_EXERCISE INSTRUCTIONS:_ Write out each line of the listing as it stands, without the images.

_STORED ROWS:_
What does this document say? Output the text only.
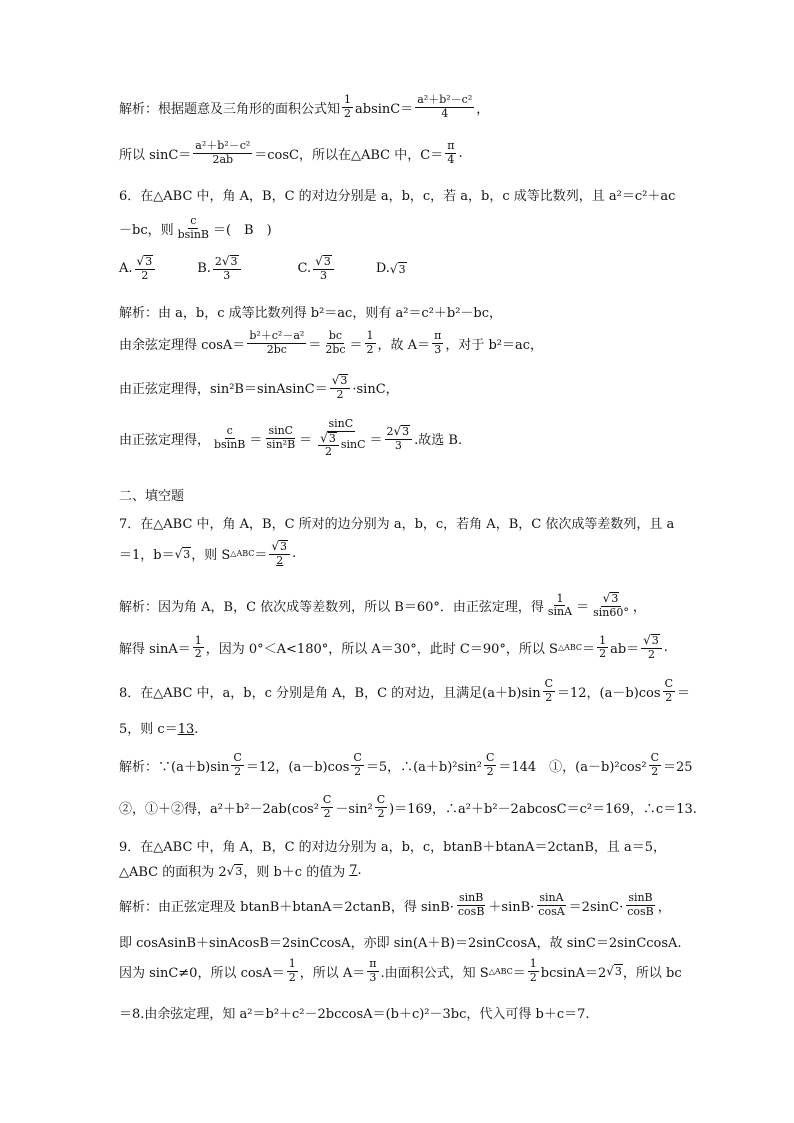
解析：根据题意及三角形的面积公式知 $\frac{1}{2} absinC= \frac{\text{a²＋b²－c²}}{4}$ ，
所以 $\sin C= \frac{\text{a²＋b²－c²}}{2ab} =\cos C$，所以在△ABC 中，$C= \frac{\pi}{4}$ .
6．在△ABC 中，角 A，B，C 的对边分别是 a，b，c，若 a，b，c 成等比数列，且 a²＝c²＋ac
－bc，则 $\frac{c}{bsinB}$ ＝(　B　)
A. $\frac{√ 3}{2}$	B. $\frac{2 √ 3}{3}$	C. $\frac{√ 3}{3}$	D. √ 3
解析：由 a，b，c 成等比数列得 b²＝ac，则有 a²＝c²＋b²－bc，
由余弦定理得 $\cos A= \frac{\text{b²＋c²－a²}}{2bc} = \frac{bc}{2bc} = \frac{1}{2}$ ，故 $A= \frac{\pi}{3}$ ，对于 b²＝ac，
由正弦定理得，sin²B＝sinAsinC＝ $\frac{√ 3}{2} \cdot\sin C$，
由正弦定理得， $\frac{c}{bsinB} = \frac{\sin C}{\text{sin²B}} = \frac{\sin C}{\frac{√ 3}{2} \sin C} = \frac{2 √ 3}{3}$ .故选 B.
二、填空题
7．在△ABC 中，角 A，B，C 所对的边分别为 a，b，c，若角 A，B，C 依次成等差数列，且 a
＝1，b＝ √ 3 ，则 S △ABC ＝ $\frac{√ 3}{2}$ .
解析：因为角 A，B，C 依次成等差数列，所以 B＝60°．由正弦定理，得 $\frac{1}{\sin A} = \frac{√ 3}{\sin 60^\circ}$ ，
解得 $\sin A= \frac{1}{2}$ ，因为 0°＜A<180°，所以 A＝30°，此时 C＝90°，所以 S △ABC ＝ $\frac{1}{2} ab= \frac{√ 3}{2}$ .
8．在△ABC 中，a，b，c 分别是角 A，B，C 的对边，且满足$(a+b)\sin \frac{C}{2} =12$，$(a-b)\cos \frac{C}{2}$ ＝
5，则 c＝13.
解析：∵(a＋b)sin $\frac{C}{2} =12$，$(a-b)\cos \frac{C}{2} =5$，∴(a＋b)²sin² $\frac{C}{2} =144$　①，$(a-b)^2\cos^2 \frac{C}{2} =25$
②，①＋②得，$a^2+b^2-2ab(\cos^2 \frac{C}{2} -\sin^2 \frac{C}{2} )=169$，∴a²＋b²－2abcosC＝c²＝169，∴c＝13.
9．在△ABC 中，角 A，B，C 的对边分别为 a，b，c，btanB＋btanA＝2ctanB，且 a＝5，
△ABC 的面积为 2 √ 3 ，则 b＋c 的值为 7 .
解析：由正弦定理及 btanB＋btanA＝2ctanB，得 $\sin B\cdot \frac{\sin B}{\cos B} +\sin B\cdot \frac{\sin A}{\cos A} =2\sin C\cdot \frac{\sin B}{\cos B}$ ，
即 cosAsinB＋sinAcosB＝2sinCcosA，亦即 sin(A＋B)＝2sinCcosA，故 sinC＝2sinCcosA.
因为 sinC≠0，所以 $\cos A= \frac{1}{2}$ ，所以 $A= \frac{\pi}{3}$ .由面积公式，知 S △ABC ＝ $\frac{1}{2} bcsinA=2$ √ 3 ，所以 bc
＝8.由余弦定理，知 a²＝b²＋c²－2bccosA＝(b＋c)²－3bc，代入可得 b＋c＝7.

_EXERCISE ANSWER:_
What does this document say? Output the text only.
解析：根据题意及三角形的面积公式知 $\frac{1}{2} absinC= \frac{\text{a²＋b²－c²}}{4}$ ，
所以 $\sin C= \frac{\text{a²＋b²－c²}}{2ab} =\cos C$，所以在△ABC 中，$C= \frac{\pi}{4}$ .
6．在△ABC 中，角 A，B，C 的对边分别是 a，b，c，若 a，b，c 成等比数列，且 a²＝c²＋ac
－bc，则 $\frac{c}{bsinB}$ ＝(　B　)
A. $\frac{√ 3}{2}$	B. $\frac{2 √ 3}{3}$	C. $\frac{√ 3}{3}$	D. √ 3
解析：由 a，b，c 成等比数列得 b²＝ac，则有 a²＝c²＋b²－bc，
由余弦定理得 $\cos A= \frac{\text{b²＋c²－a²}}{2bc} = \frac{bc}{2bc} = \frac{1}{2}$ ，故 $A= \frac{\pi}{3}$ ，对于 b²＝ac，
由正弦定理得，sin²B＝sinAsinC＝ $\frac{√ 3}{2} \cdot\sin C$，
由正弦定理得， $\frac{c}{bsinB} = \frac{\sin C}{\text{sin²B}} = \frac{\sin C}{\frac{√ 3}{2} \sin C} = \frac{2 √ 3}{3}$ .故选 B.
二、填空题
7．在△ABC 中，角 A，B，C 所对的边分别为 a，b，c，若角 A，B，C 依次成等差数列，且 a
＝1，b＝ √ 3 ，则 S △ABC ＝ $\frac{√ 3}{2}$ .
解析：因为角 A，B，C 依次成等差数列，所以 B＝60°．由正弦定理，得 $\frac{1}{\sin A} = \frac{√ 3}{\sin 60^\circ}$ ，
解得 $\sin A= \frac{1}{2}$ ，因为 0°＜A<180°，所以 A＝30°，此时 C＝90°，所以 S △ABC ＝ $\frac{1}{2} ab= \frac{√ 3}{2}$ .
8．在△ABC 中，a，b，c 分别是角 A，B，C 的对边，且满足$(a+b)\sin \frac{C}{2} =12$，$(a-b)\cos \frac{C}{2}$ ＝
5，则 c＝13.
解析：∵(a＋b)sin $\frac{C}{2} =12$，$(a-b)\cos \frac{C}{2} =5$，∴(a＋b)²sin² $\frac{C}{2} =144$　①，$(a-b)^2\cos^2 \frac{C}{2} =25$
②，①＋②得，$a^2+b^2-2ab(\cos^2 \frac{C}{2} -\sin^2 \frac{C}{2} )=169$，∴a²＋b²－2abcosC＝c²＝169，∴c＝13.
9．在△ABC 中，角 A，B，C 的对边分别为 a，b，c，btanB＋btanA＝2ctanB，且 a＝5，
△ABC 的面积为 2 √ 3 ，则 b＋c 的值为 7 .
解析：由正弦定理及 btanB＋btanA＝2ctanB，得 $\sin B\cdot \frac{\sin B}{\cos B} +\sin B\cdot \frac{\sin A}{\cos A} =2\sin C\cdot \frac{\sin B}{\cos B}$ ，
即 cosAsinB＋sinAcosB＝2sinCcosA，亦即 sin(A＋B)＝2sinCcosA，故 sinC＝2sinCcosA.
因为 sinC≠0，所以 $\cos A= \frac{1}{2}$ ，所以 $A= \frac{\pi}{3}$ .由面积公式，知 S △ABC ＝ $\frac{1}{2} bcsinA=2$ √ 3 ，所以 bc
＝8.由余弦定理，知 a²＝b²＋c²－2bccosA＝(b＋c)²－3bc，代入可得 b＋c＝7.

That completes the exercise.